__Problem__. Read the records below and copy each line that contains "weight".

__Given entries__.
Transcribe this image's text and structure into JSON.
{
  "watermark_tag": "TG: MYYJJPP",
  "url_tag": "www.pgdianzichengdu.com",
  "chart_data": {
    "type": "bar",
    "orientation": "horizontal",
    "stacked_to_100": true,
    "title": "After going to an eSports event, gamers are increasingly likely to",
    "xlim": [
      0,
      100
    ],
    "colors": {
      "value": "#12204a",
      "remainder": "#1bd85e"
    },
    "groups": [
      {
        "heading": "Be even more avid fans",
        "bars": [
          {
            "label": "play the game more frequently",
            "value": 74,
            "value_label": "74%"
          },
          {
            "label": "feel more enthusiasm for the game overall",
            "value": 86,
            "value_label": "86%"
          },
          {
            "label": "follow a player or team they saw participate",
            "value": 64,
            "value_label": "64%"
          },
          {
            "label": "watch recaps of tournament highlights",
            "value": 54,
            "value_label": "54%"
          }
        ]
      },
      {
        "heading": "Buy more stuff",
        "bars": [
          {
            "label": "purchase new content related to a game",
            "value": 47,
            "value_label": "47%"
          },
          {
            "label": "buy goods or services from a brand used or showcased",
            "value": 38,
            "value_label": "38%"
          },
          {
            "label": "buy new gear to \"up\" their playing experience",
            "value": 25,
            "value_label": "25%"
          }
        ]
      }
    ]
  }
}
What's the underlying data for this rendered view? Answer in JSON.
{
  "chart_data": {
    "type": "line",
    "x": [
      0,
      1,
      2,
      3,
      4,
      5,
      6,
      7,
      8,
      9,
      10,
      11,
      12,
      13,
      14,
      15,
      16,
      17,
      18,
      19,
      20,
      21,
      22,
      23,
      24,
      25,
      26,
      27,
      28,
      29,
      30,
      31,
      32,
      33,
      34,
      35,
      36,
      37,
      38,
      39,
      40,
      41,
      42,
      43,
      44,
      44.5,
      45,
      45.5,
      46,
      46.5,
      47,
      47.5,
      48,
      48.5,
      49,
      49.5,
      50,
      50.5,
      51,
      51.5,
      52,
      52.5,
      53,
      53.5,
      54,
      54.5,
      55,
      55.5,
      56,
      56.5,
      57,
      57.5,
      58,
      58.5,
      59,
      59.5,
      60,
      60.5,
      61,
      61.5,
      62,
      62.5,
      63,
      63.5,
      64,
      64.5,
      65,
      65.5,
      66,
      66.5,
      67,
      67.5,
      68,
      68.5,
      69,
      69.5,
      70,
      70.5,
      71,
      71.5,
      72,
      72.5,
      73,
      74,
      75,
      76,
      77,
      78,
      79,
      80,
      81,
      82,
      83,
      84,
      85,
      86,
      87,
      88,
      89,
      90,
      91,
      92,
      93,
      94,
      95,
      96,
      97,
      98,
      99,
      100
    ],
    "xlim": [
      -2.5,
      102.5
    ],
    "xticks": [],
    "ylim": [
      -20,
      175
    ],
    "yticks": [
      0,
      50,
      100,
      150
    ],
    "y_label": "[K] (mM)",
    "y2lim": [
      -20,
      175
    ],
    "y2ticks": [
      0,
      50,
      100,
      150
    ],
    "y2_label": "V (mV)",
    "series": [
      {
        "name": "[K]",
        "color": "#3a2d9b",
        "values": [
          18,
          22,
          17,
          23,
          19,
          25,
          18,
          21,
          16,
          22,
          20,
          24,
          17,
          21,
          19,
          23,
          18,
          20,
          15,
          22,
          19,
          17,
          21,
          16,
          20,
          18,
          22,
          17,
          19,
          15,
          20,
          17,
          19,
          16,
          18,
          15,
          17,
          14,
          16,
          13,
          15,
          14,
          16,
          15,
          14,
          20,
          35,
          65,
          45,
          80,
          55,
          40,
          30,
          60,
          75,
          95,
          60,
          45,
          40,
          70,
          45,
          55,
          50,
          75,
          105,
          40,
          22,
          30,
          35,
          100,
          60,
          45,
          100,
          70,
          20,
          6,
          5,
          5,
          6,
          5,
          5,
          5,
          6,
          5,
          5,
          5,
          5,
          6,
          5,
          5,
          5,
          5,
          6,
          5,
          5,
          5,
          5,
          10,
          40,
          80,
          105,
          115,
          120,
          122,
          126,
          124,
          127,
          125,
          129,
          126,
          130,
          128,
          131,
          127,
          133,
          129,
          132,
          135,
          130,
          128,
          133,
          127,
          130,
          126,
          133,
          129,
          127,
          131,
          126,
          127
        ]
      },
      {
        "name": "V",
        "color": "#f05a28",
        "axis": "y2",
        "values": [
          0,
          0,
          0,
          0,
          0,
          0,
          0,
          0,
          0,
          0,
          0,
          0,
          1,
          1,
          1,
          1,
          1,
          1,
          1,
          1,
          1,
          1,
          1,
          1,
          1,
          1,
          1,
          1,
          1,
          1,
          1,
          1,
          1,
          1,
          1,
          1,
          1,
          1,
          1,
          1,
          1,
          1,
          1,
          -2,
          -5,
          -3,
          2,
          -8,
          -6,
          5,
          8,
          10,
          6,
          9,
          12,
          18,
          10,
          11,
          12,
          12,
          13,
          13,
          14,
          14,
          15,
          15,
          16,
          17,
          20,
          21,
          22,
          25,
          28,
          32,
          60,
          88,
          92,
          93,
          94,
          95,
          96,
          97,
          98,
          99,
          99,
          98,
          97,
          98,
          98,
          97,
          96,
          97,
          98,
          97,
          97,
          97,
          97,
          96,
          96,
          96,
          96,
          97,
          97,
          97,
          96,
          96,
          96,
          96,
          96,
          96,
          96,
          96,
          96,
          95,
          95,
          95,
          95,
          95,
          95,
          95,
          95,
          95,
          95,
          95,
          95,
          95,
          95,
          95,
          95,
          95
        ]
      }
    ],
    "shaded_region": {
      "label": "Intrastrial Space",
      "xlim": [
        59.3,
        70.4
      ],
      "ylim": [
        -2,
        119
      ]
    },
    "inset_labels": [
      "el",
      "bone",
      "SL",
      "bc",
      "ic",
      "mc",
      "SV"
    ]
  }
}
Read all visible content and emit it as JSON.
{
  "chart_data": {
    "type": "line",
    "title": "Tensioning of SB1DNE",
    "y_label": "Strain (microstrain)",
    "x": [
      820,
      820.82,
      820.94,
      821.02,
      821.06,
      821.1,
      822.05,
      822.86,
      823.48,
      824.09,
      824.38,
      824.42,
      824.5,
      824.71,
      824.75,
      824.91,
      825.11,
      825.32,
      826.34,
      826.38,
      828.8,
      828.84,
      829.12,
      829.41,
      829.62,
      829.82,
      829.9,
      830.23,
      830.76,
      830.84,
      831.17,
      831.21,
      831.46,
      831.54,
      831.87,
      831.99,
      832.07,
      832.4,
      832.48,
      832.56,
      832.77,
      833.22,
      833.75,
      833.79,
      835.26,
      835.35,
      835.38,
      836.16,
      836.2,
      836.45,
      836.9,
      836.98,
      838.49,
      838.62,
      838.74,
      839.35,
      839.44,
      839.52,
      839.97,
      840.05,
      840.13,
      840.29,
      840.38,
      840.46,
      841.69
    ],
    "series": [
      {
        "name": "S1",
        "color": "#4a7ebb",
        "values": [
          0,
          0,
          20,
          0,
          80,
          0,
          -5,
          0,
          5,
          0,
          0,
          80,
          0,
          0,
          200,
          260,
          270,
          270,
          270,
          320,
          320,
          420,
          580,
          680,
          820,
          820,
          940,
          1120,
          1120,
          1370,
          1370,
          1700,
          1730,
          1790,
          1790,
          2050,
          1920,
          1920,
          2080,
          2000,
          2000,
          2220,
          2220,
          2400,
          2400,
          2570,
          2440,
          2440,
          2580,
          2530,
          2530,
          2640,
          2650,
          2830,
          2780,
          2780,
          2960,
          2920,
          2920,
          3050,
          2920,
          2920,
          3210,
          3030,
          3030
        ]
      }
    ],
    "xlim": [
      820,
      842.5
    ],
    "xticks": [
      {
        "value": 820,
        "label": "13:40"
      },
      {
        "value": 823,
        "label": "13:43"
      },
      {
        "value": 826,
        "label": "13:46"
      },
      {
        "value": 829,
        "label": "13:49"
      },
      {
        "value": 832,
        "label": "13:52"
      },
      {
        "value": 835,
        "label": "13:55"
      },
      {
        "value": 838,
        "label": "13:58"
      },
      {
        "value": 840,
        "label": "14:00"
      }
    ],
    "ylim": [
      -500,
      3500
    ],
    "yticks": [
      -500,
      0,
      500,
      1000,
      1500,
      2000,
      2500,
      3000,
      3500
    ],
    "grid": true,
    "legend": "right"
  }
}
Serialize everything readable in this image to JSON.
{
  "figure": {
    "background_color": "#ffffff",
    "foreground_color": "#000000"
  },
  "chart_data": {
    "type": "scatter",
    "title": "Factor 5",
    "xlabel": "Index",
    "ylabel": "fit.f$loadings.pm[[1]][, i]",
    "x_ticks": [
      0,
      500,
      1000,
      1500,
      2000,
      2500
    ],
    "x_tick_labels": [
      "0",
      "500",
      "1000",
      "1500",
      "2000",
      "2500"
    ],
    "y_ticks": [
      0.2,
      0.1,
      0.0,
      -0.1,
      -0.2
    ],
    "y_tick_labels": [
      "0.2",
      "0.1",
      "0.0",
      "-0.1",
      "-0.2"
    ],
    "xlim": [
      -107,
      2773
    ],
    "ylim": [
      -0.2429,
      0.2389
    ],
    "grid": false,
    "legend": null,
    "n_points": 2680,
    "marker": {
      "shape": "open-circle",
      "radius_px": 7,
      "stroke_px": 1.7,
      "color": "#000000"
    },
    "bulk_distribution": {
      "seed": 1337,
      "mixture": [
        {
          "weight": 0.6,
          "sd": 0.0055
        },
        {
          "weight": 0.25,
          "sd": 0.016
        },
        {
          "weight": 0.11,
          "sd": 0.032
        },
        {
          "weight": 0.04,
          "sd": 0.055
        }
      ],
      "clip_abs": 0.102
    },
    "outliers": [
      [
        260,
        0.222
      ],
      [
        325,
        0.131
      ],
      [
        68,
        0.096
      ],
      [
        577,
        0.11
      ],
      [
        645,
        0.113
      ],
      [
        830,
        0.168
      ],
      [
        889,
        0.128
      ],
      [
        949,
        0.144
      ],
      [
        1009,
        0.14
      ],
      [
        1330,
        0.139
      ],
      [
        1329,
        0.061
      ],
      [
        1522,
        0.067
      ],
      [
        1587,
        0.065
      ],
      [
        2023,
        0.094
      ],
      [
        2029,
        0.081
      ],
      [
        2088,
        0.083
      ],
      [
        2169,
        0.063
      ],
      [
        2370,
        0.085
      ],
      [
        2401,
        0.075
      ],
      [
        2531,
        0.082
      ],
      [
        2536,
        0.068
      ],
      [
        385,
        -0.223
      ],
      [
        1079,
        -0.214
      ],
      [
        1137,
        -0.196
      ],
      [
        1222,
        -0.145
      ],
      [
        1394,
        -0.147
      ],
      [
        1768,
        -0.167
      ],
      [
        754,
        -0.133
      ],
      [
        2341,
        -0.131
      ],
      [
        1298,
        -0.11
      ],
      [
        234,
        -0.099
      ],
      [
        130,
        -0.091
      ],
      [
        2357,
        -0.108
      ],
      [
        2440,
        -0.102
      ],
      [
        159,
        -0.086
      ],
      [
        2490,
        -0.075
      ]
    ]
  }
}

__Complete answer__.
          "weight": 0.6,
          "weight": 0.25,
          "weight": 0.11,
          "weight": 0.04,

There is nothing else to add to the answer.